## BEGIN Material provided

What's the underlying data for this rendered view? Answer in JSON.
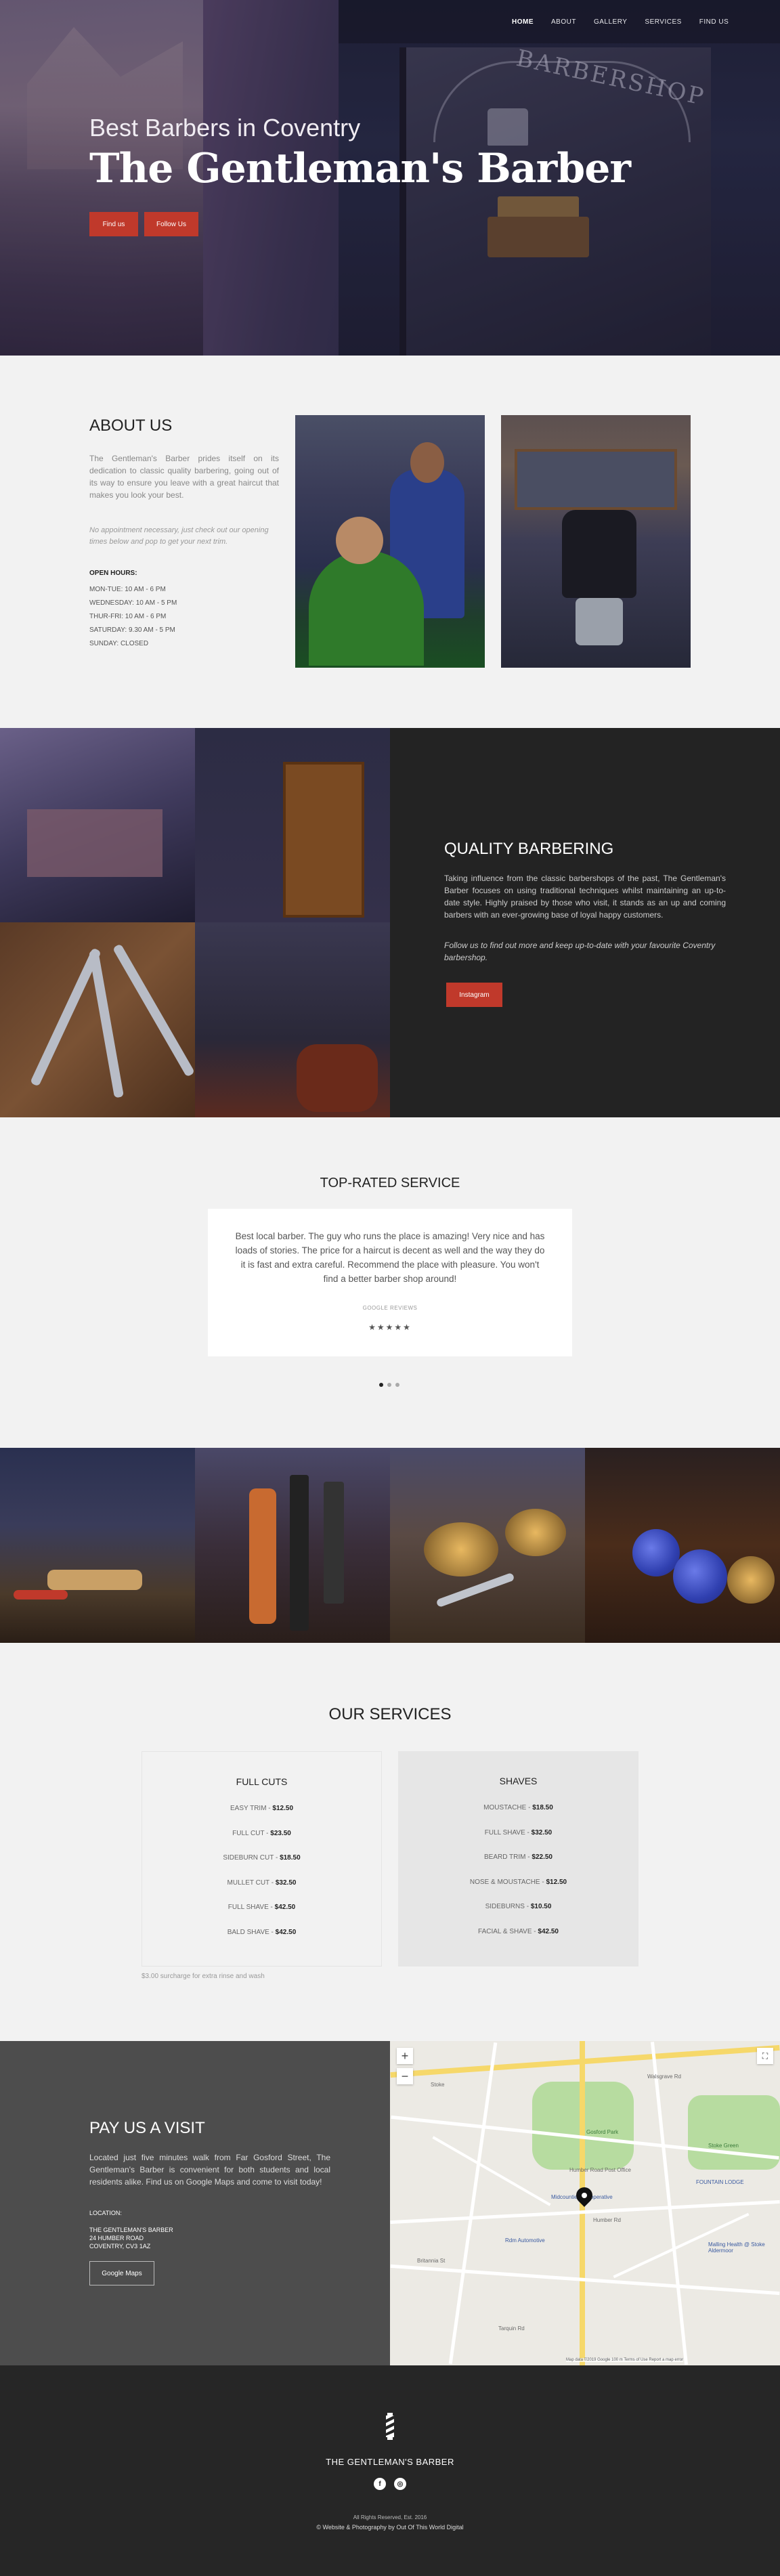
{
  "nav": {
    "items": [
      {
        "label": "HOME"
      },
      {
        "label": "ABOUT"
      },
      {
        "label": "GALLERY"
      },
      {
        "label": "SERVICES"
      },
      {
        "label": "FIND US"
      }
    ]
  },
  "hero": {
    "subtitle": "Best Barbers in Coventry",
    "title": "The Gentleman's Barber",
    "find_us_label": "Find us",
    "follow_us_label": "Follow Us",
    "sign_text": "BARBERSHOP"
  },
  "about": {
    "heading": "ABOUT US",
    "intro": "The Gentleman's Barber prides itself on its dedication to classic quality barbering, going out of its way to ensure you leave with a great haircut that makes you look your best.",
    "note": "No appointment necessary, just check out our opening times below and pop to get your next trim.",
    "hours_label": "OPEN HOURS:",
    "hours": [
      "MON-TUE: 10 AM - 6 PM",
      "WEDNESDAY: 10 AM - 5 PM",
      "THUR-FRI: 10 AM - 6 PM",
      "SATURDAY: 9.30 AM - 5 PM",
      "SUNDAY: CLOSED"
    ]
  },
  "quality": {
    "heading": "QUALITY BARBERING",
    "text": "Taking influence from the classic barbershops of the past, The Gentleman's Barber focuses on using traditional techniques whilst maintaining an up-to-date style. Highly praised by those who visit, it stands as an up and coming barbers with an ever-growing base of loyal happy customers.",
    "follow": "Follow us to find out more and keep up-to-date with your favourite Coventry barbershop.",
    "button": "Instagram"
  },
  "testimonial": {
    "heading": "TOP-RATED SERVICE",
    "quote": "Best local barber. The guy who runs the place is amazing! Very nice and has loads of stories. The price for a haircut is decent as well and the way they do it is fast and extra careful. Recommend the place with pleasure. You won't find a better barber shop around!",
    "source": "GOOGLE REVIEWS",
    "stars": "★★★★★",
    "rating": 5,
    "active_slide": 1,
    "slide_count": 3
  },
  "services": {
    "heading": "OUR SERVICES",
    "full_cuts": {
      "title": "FULL CUTS",
      "items": [
        {
          "name": "EASY TRIM",
          "price": "$12.50"
        },
        {
          "name": "FULL CUT",
          "price": "$23.50"
        },
        {
          "name": "SIDEBURN CUT",
          "price": "$18.50"
        },
        {
          "name": "MULLET CUT",
          "price": "$32.50"
        },
        {
          "name": "FULL SHAVE",
          "price": "$42.50"
        },
        {
          "name": "BALD SHAVE",
          "price": "$42.50"
        }
      ]
    },
    "shaves": {
      "title": "SHAVES",
      "items": [
        {
          "name": "MOUSTACHE",
          "price": "$18.50"
        },
        {
          "name": "FULL SHAVE",
          "price": "$32.50"
        },
        {
          "name": "BEARD TRIM",
          "price": "$22.50"
        },
        {
          "name": "NOSE & MOUSTACHE",
          "price": "$12.50"
        },
        {
          "name": "SIDEBURNS",
          "price": "$10.50"
        },
        {
          "name": "FACIAL & SHAVE",
          "price": "$42.50"
        }
      ]
    },
    "note": "$3.00 surcharge for extra rinse and wash"
  },
  "visit": {
    "heading": "PAY US A VISIT",
    "text": "Located just five minutes walk from Far Gosford Street, The Gentleman's Barber is convenient for both students and local residents alike. Find us on Google Maps and come to visit today!",
    "location_label": "LOCATION:",
    "address": [
      "THE GENTLEMAN'S BARBER",
      "24 HUMBER ROAD",
      "COVENTRY, CV3 1AZ"
    ],
    "button": "Google Maps"
  },
  "map": {
    "zoom_in": "+",
    "zoom_out": "−",
    "fullscreen": "⛶",
    "labels": {
      "gosford_park": "Gosford Park",
      "post_office": "Humber Road Post Office",
      "coop": "Midcounties Co-operative",
      "fountain": "FOUNTAIN LODGE",
      "stoke_green": "Stoke Green",
      "automotive": "Rdm Automotive",
      "walsgrave": "Walsgrave Rd",
      "humber": "Humber Rd",
      "stoke": "Stoke",
      "mallow": "Malling Health @ Stoke Aldermoor",
      "britannia": "Britannia St",
      "tar_road": "Tarquin Rd"
    },
    "attribution": "Map data ©2019 Google   100 m   Terms of Use   Report a map error"
  },
  "footer": {
    "brand": "THE GENTLEMAN'S BARBER",
    "social": [
      "f",
      "◎"
    ],
    "copyright": "All Rights Reserved, Est. 2016",
    "credit": "© Website & Photography by Out Of This World Digital"
  },
  "colors": {
    "accent": "#c0392b",
    "dark": "#232323",
    "visit_bg": "#4d4d4d",
    "footer_bg": "#262626",
    "light_bg": "#f2f2f2"
  }
}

## END Material provided

• [Written task]: Reproduce each entry precisely, dropping only the pictures.

• [Complete output]:
What's the underlying data for this rendered view? Answer in JSON.
{
  "nav": {
    "items": [
      {
        "label": "HOME"
      },
      {
        "label": "ABOUT"
      },
      {
        "label": "GALLERY"
      },
      {
        "label": "SERVICES"
      },
      {
        "label": "FIND US"
      }
    ]
  },
  "hero": {
    "subtitle": "Best Barbers in Coventry",
    "title": "The Gentleman's Barber",
    "find_us_label": "Find us",
    "follow_us_label": "Follow Us",
    "sign_text": "BARBERSHOP"
  },
  "about": {
    "heading": "ABOUT US",
    "intro": "The Gentleman's Barber prides itself on its dedication to classic quality barbering, going out of its way to ensure you leave with a great haircut that makes you look your best.",
    "note": "No appointment necessary, just check out our opening times below and pop to get your next trim.",
    "hours_label": "OPEN HOURS:",
    "hours": [
      "MON-TUE: 10 AM - 6 PM",
      "WEDNESDAY: 10 AM - 5 PM",
      "THUR-FRI: 10 AM - 6 PM",
      "SATURDAY: 9.30 AM - 5 PM",
      "SUNDAY: CLOSED"
    ]
  },
  "quality": {
    "heading": "QUALITY BARBERING",
    "text": "Taking influence from the classic barbershops of the past, The Gentleman's Barber focuses on using traditional techniques whilst maintaining an up-to-date style. Highly praised by those who visit, it stands as an up and coming barbers with an ever-growing base of loyal happy customers.",
    "follow": "Follow us to find out more and keep up-to-date with your favourite Coventry barbershop.",
    "button": "Instagram"
  },
  "testimonial": {
    "heading": "TOP-RATED SERVICE",
    "quote": "Best local barber. The guy who runs the place is amazing! Very nice and has loads of stories. The price for a haircut is decent as well and the way they do it is fast and extra careful. Recommend the place with pleasure. You won't find a better barber shop around!",
    "source": "GOOGLE REVIEWS",
    "stars": "★★★★★",
    "rating": 5,
    "active_slide": 1,
    "slide_count": 3
  },
  "services": {
    "heading": "OUR SERVICES",
    "full_cuts": {
      "title": "FULL CUTS",
      "items": [
        {
          "name": "EASY TRIM",
          "price": "$12.50"
        },
        {
          "name": "FULL CUT",
          "price": "$23.50"
        },
        {
          "name": "SIDEBURN CUT",
          "price": "$18.50"
        },
        {
          "name": "MULLET CUT",
          "price": "$32.50"
        },
        {
          "name": "FULL SHAVE",
          "price": "$42.50"
        },
        {
          "name": "BALD SHAVE",
          "price": "$42.50"
        }
      ]
    },
    "shaves": {
      "title": "SHAVES",
      "items": [
        {
          "name": "MOUSTACHE",
          "price": "$18.50"
        },
        {
          "name": "FULL SHAVE",
          "price": "$32.50"
        },
        {
          "name": "BEARD TRIM",
          "price": "$22.50"
        },
        {
          "name": "NOSE & MOUSTACHE",
          "price": "$12.50"
        },
        {
          "name": "SIDEBURNS",
          "price": "$10.50"
        },
        {
          "name": "FACIAL & SHAVE",
          "price": "$42.50"
        }
      ]
    },
    "note": "$3.00 surcharge for extra rinse and wash"
  },
  "visit": {
    "heading": "PAY US A VISIT",
    "text": "Located just five minutes walk from Far Gosford Street, The Gentleman's Barber is convenient for both students and local residents alike. Find us on Google Maps and come to visit today!",
    "location_label": "LOCATION:",
    "address": [
      "THE GENTLEMAN'S BARBER",
      "24 HUMBER ROAD",
      "COVENTRY, CV3 1AZ"
    ],
    "button": "Google Maps"
  },
  "map": {
    "zoom_in": "+",
    "zoom_out": "−",
    "fullscreen": "⛶",
    "labels": {
      "gosford_park": "Gosford Park",
      "post_office": "Humber Road Post Office",
      "coop": "Midcounties Co-operative",
      "fountain": "FOUNTAIN LODGE",
      "stoke_green": "Stoke Green",
      "automotive": "Rdm Automotive",
      "walsgrave": "Walsgrave Rd",
      "humber": "Humber Rd",
      "stoke": "Stoke",
      "mallow": "Malling Health @ Stoke Aldermoor",
      "britannia": "Britannia St",
      "tar_road": "Tarquin Rd"
    },
    "attribution": "Map data ©2019 Google   100 m   Terms of Use   Report a map error"
  },
  "footer": {
    "brand": "THE GENTLEMAN'S BARBER",
    "social": [
      "f",
      "◎"
    ],
    "copyright": "All Rights Reserved, Est. 2016",
    "credit": "© Website & Photography by Out Of This World Digital"
  },
  "colors": {
    "accent": "#c0392b",
    "dark": "#232323",
    "visit_bg": "#4d4d4d",
    "footer_bg": "#262626",
    "light_bg": "#f2f2f2"
  }
}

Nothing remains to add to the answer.